(Dataset entries)
-------------------------

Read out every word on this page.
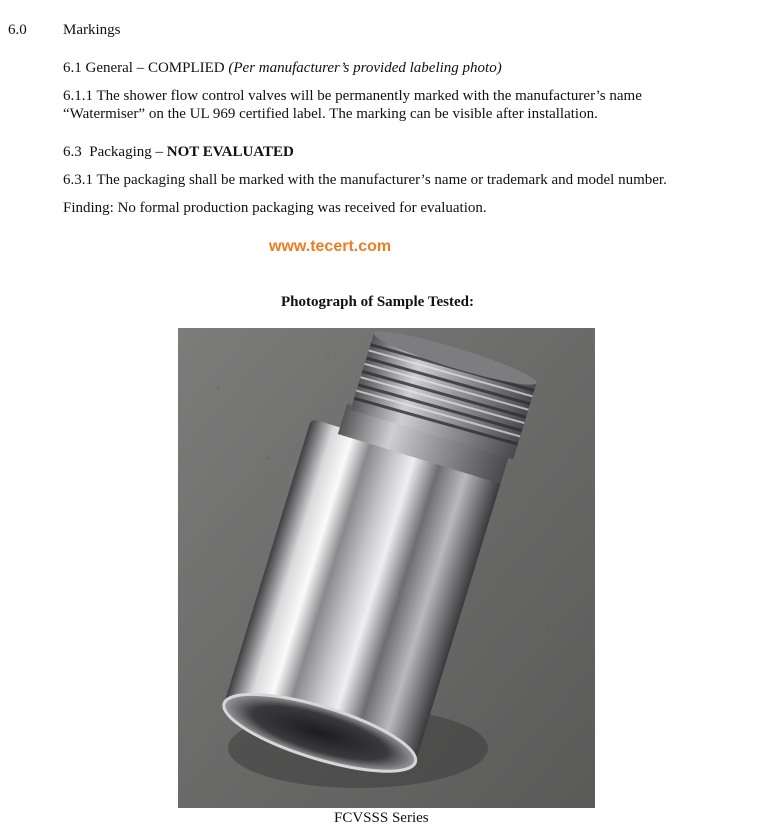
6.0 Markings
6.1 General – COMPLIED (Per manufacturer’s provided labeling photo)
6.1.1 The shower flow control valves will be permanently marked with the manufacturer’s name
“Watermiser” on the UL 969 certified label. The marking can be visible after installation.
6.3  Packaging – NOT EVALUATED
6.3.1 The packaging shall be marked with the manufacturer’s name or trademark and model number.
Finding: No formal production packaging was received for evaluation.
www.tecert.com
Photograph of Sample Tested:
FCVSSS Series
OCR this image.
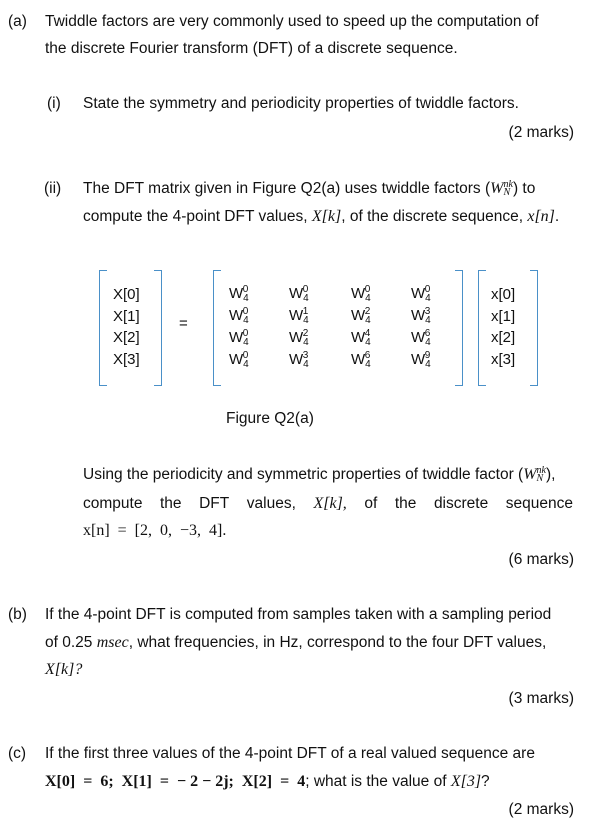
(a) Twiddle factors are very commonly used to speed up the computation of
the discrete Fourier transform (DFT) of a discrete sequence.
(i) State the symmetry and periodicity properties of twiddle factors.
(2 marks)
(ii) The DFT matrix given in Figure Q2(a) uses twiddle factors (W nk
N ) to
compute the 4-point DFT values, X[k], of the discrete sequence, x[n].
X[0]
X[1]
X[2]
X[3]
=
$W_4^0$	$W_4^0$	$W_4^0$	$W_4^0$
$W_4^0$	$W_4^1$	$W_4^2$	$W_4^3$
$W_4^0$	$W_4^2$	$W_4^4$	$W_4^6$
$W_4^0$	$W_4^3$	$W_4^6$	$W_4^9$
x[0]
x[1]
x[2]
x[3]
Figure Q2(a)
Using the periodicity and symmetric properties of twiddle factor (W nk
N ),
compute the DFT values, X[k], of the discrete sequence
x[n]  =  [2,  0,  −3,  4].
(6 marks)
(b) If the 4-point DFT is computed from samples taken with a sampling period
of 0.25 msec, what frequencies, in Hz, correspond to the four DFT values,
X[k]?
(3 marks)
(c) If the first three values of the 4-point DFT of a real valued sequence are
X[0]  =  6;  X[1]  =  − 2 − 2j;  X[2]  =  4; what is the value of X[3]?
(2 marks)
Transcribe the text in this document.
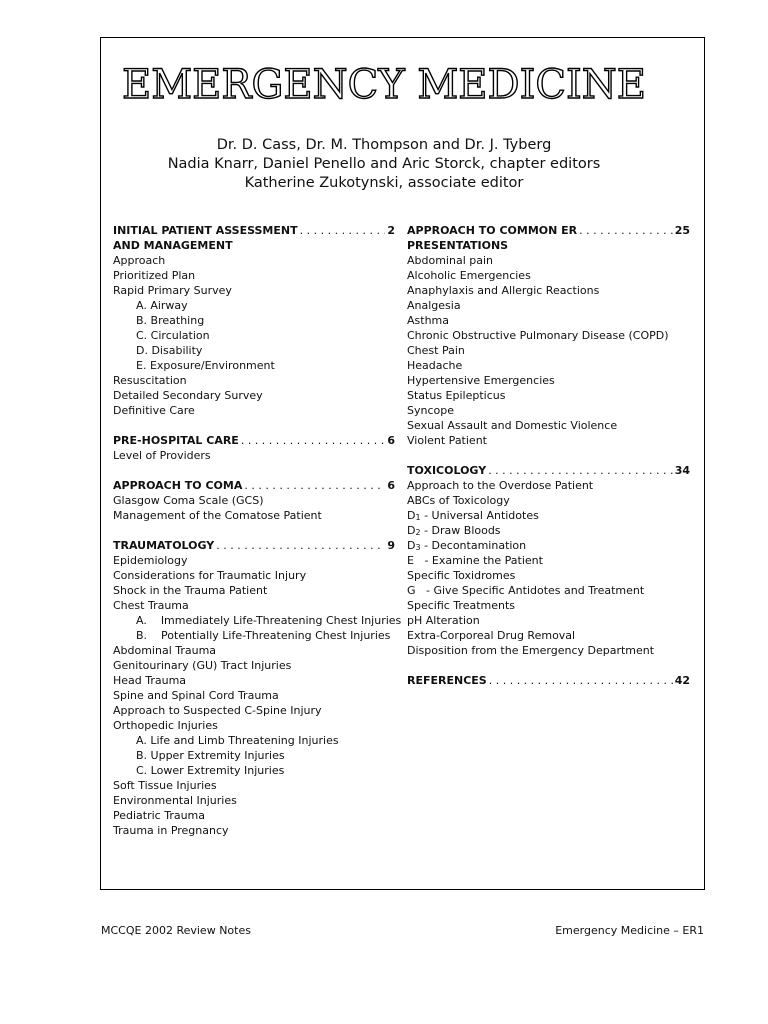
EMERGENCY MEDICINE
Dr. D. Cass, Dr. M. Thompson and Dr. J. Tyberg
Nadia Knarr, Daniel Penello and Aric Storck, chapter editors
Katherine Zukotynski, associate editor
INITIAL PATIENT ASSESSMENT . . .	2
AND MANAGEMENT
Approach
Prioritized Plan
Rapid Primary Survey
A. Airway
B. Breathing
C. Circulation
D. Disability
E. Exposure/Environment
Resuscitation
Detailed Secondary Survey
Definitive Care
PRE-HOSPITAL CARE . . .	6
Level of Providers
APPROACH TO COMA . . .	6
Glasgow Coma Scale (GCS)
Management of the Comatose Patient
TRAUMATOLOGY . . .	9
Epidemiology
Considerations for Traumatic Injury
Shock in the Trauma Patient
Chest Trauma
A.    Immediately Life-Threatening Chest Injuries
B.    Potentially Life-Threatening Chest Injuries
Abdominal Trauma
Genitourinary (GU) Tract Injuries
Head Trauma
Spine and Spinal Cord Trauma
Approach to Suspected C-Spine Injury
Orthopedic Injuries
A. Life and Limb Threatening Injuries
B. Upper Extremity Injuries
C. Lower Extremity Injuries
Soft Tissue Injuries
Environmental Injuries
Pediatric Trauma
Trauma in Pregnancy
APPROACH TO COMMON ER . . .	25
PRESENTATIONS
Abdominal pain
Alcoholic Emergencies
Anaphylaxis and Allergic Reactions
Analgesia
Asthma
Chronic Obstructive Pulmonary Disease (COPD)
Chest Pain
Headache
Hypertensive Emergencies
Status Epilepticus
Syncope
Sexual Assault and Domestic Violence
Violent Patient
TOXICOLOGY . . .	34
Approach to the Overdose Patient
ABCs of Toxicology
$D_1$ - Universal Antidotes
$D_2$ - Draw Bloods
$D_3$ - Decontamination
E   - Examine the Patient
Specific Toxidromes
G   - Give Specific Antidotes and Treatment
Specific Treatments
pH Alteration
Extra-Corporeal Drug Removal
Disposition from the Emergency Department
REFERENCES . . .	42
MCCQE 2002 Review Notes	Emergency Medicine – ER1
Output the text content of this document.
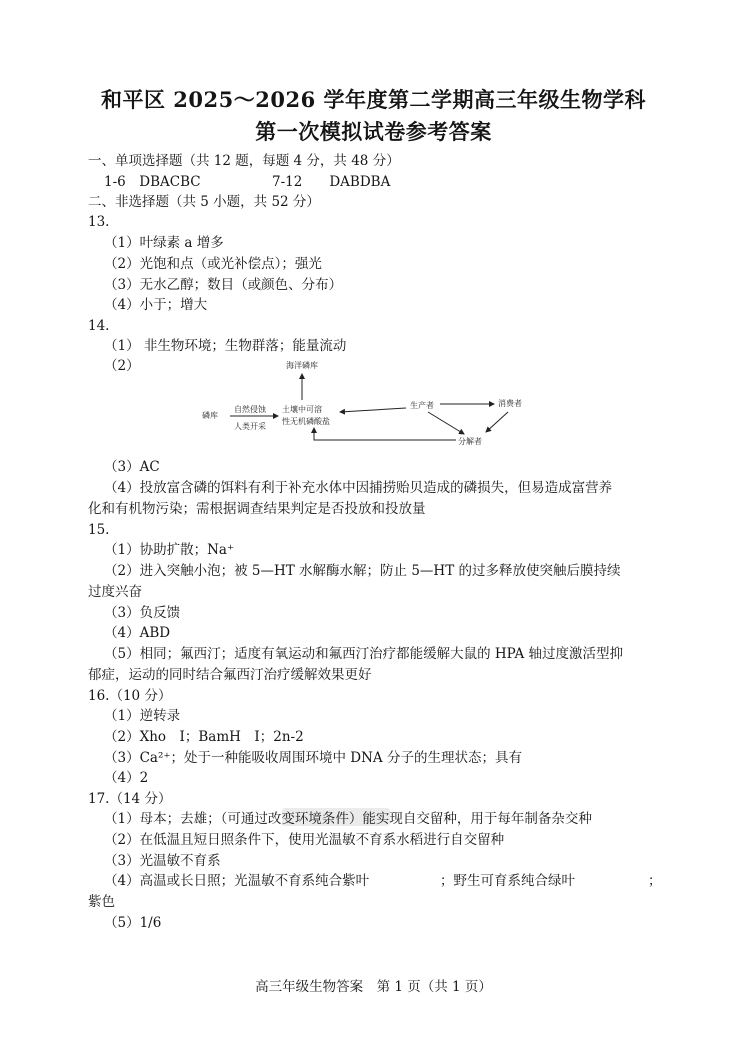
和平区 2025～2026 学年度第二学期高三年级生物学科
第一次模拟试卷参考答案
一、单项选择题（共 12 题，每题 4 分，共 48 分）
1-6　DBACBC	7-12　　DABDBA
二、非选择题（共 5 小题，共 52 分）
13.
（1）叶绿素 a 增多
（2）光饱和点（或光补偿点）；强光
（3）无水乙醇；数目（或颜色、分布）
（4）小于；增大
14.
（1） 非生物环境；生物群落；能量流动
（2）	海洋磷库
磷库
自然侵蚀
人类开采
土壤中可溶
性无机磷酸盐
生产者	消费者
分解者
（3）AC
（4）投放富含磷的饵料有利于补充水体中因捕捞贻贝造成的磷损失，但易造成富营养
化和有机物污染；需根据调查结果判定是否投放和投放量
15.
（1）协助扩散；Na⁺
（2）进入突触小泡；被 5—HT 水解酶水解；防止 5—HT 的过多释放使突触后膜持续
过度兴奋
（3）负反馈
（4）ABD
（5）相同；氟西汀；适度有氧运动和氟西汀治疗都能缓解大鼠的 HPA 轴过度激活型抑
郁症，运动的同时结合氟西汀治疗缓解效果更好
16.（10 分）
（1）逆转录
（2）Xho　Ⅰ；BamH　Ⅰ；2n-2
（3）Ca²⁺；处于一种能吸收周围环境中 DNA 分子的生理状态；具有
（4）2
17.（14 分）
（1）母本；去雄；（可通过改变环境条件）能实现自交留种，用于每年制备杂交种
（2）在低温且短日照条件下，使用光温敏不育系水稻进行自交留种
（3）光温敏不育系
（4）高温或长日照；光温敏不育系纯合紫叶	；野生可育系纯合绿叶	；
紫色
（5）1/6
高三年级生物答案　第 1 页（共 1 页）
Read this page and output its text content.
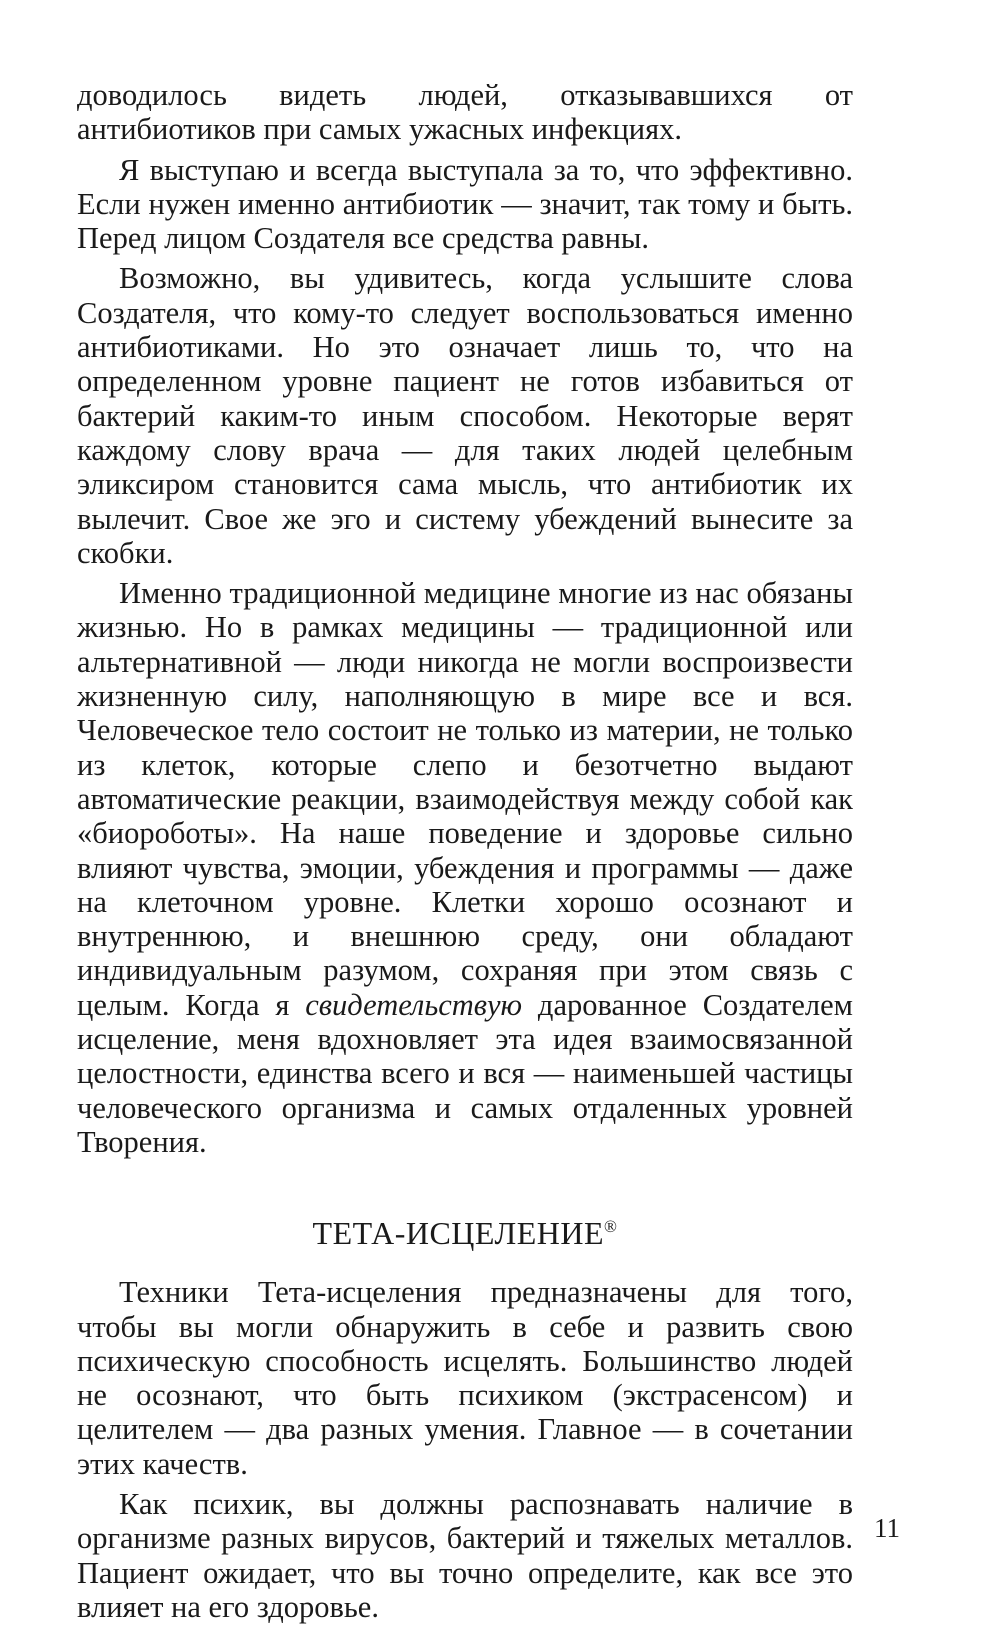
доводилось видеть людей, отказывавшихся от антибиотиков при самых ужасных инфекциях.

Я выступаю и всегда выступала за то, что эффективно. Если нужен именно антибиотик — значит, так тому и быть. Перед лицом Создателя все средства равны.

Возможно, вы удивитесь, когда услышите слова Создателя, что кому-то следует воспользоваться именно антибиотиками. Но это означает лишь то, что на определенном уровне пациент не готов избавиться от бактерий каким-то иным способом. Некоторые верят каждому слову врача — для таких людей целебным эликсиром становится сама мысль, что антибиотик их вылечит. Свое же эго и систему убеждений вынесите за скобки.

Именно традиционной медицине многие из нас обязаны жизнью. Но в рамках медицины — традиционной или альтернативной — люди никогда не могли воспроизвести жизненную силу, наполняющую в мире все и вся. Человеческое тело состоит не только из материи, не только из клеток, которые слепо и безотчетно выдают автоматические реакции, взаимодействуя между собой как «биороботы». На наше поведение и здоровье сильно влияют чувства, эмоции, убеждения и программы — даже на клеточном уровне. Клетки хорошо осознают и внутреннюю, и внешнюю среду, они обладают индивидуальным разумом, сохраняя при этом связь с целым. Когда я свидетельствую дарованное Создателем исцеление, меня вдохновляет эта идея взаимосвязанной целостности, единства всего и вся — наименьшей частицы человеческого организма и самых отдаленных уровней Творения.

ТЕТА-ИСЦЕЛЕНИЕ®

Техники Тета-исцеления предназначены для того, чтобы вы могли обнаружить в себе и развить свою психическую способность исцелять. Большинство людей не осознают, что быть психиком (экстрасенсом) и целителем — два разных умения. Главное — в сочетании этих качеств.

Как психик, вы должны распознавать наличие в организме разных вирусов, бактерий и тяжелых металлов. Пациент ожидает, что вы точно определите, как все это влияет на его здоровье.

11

-------------------------

Request ▸
Retype the entries word for word. Omit any images.

Task result ▸
Read out every word on this page.
6.0 Markings
6.1 General – COMPLIED (Per manufacturer’s provided labeling photo)
6.1.1 The shower flow control valves will be permanently marked with the manufacturer’s name
“Watermiser” on the UL 969 certified label. The marking can be visible after installation.
6.3  Packaging – NOT EVALUATED
6.3.1 The packaging shall be marked with the manufacturer’s name or trademark and model number.
Finding: No formal production packaging was received for evaluation.
www.tecert.com
Photograph of Sample Tested:
FCVSSS Series
OCR this image.
(a) Twiddle factors are very commonly used to speed up the computation of
the discrete Fourier transform (DFT) of a discrete sequence.
(i) State the symmetry and periodicity properties of twiddle factors.
(2 marks)
(ii) The DFT matrix given in Figure Q2(a) uses twiddle factors (W nk
N ) to
compute the 4-point DFT values, X[k], of the discrete sequence, x[n].
X[0]
X[1]
X[2]
X[3]
=
$W_4^0$	$W_4^0$	$W_4^0$	$W_4^0$
$W_4^0$	$W_4^1$	$W_4^2$	$W_4^3$
$W_4^0$	$W_4^2$	$W_4^4$	$W_4^6$
$W_4^0$	$W_4^3$	$W_4^6$	$W_4^9$
x[0]
x[1]
x[2]
x[3]
Figure Q2(a)
Using the periodicity and symmetric properties of twiddle factor (W nk
N ),
compute the DFT values, X[k], of the discrete sequence
x[n]  =  [2,  0,  −3,  4].
(6 marks)
(b) If the 4-point DFT is computed from samples taken with a sampling period
of 0.25 msec, what frequencies, in Hz, correspond to the four DFT values,
X[k]?
(3 marks)
(c) If the first three values of the 4-point DFT of a real valued sequence are
X[0]  =  6;  X[1]  =  − 2 − 2j;  X[2]  =  4; what is the value of X[3]?
(2 marks)
Transcribe the text in this document.
EMERGENCY MEDICINE
Dr. D. Cass, Dr. M. Thompson and Dr. J. Tyberg
Nadia Knarr, Daniel Penello and Aric Storck, chapter editors
Katherine Zukotynski, associate editor
INITIAL PATIENT ASSESSMENT . . .	2
AND MANAGEMENT
Approach
Prioritized Plan
Rapid Primary Survey
A. Airway
B. Breathing
C. Circulation
D. Disability
E. Exposure/Environment
Resuscitation
Detailed Secondary Survey
Definitive Care
PRE-HOSPITAL CARE . . .	6
Level of Providers
APPROACH TO COMA . . .	6
Glasgow Coma Scale (GCS)
Management of the Comatose Patient
TRAUMATOLOGY . . .	9
Epidemiology
Considerations for Traumatic Injury
Shock in the Trauma Patient
Chest Trauma
A.    Immediately Life-Threatening Chest Injuries
B.    Potentially Life-Threatening Chest Injuries
Abdominal Trauma
Genitourinary (GU) Tract Injuries
Head Trauma
Spine and Spinal Cord Trauma
Approach to Suspected C-Spine Injury
Orthopedic Injuries
A. Life and Limb Threatening Injuries
B. Upper Extremity Injuries
C. Lower Extremity Injuries
Soft Tissue Injuries
Environmental Injuries
Pediatric Trauma
Trauma in Pregnancy
APPROACH TO COMMON ER . . .	25
PRESENTATIONS
Abdominal pain
Alcoholic Emergencies
Anaphylaxis and Allergic Reactions
Analgesia
Asthma
Chronic Obstructive Pulmonary Disease (COPD)
Chest Pain
Headache
Hypertensive Emergencies
Status Epilepticus
Syncope
Sexual Assault and Domestic Violence
Violent Patient
TOXICOLOGY . . .	34
Approach to the Overdose Patient
ABCs of Toxicology
$D_1$ - Universal Antidotes
$D_2$ - Draw Bloods
$D_3$ - Decontamination
E   - Examine the Patient
Specific Toxidromes
G   - Give Specific Antidotes and Treatment
Specific Treatments
pH Alteration
Extra-Corporeal Drug Removal
Disposition from the Emergency Department
REFERENCES . . .	42
MCCQE 2002 Review Notes	Emergency Medicine – ER1
Output the text content of this document.
和平区 2025～2026 学年度第二学期高三年级生物学科
第一次模拟试卷参考答案
一、单项选择题（共 12 题，每题 4 分，共 48 分）
1-6　DBACBC	7-12　　DABDBA
二、非选择题（共 5 小题，共 52 分）
13.
（1）叶绿素 a 增多
（2）光饱和点（或光补偿点）；强光
（3）无水乙醇；数目（或颜色、分布）
（4）小于；增大
14.
（1） 非生物环境；生物群落；能量流动
（2）	海洋磷库
磷库
自然侵蚀
人类开采
土壤中可溶
性无机磷酸盐
生产者	消费者
分解者
（3）AC
（4）投放富含磷的饵料有利于补充水体中因捕捞贻贝造成的磷损失，但易造成富营养
化和有机物污染；需根据调查结果判定是否投放和投放量
15.
（1）协助扩散；Na⁺
（2）进入突触小泡；被 5—HT 水解酶水解；防止 5—HT 的过多释放使突触后膜持续
过度兴奋
（3）负反馈
（4）ABD
（5）相同；氟西汀；适度有氧运动和氟西汀治疗都能缓解大鼠的 HPA 轴过度激活型抑
郁症，运动的同时结合氟西汀治疗缓解效果更好
16.（10 分）
（1）逆转录
（2）Xho　Ⅰ；BamH　Ⅰ；2n-2
（3）Ca²⁺；处于一种能吸收周围环境中 DNA 分子的生理状态；具有
（4）2
17.（14 分）
（1）母本；去雄；（可通过改变环境条件）能实现自交留种，用于每年制备杂交种
（2）在低温且短日照条件下，使用光温敏不育系水稻进行自交留种
（3）光温敏不育系
（4）高温或长日照；光温敏不育系纯合紫叶	；野生可育系纯合绿叶	；
紫色
（5）1/6
高三年级生物答案　第 1 页（共 1 页）
Read this page and output its text content.
доводилось видеть людей, отказывавшихся от антибиотиков при самых ужасных инфекциях.

Я выступаю и всегда выступала за то, что эффективно. Если нужен именно антибиотик — значит, так тому и быть. Перед лицом Создателя все средства равны.

Возможно, вы удивитесь, когда услышите слова Создателя, что кому-то следует воспользоваться именно антибиотиками. Но это означает лишь то, что на определенном уровне пациент не готов избавиться от бактерий каким-то иным способом. Некоторые верят каждому слову врача — для таких людей целебным эликсиром становится сама мысль, что антибиотик их вылечит. Свое же эго и систему убеждений вынесите за скобки.

Именно традиционной медицине многие из нас обязаны жизнью. Но в рамках медицины — традиционной или альтернативной — люди никогда не могли воспроизвести жизненную силу, наполняющую в мире все и вся. Человеческое тело состоит не только из материи, не только из клеток, которые слепо и безотчетно выдают автоматические реакции, взаимодействуя между собой как «биороботы». На наше поведение и здоровье сильно влияют чувства, эмоции, убеждения и программы — даже на клеточном уровне. Клетки хорошо осознают и внутреннюю, и внешнюю среду, они обладают индивидуальным разумом, сохраняя при этом связь с целым. Когда я свидетельствую дарованное Создателем исцеление, меня вдохновляет эта идея взаимосвязанной целостности, единства всего и вся — наименьшей частицы человеческого организма и самых отдаленных уровней Творения.

ТЕТА-ИСЦЕЛЕНИЕ®

Техники Тета-исцеления предназначены для того, чтобы вы могли обнаружить в себе и развить свою психическую способность исцелять. Большинство людей не осознают, что быть психиком (экстрасенсом) и целителем — два разных умения. Главное — в сочетании этих качеств.

Как психик, вы должны распознавать наличие в организме разных вирусов, бактерий и тяжелых металлов. Пациент ожидает, что вы точно определите, как все это влияет на его здоровье.

11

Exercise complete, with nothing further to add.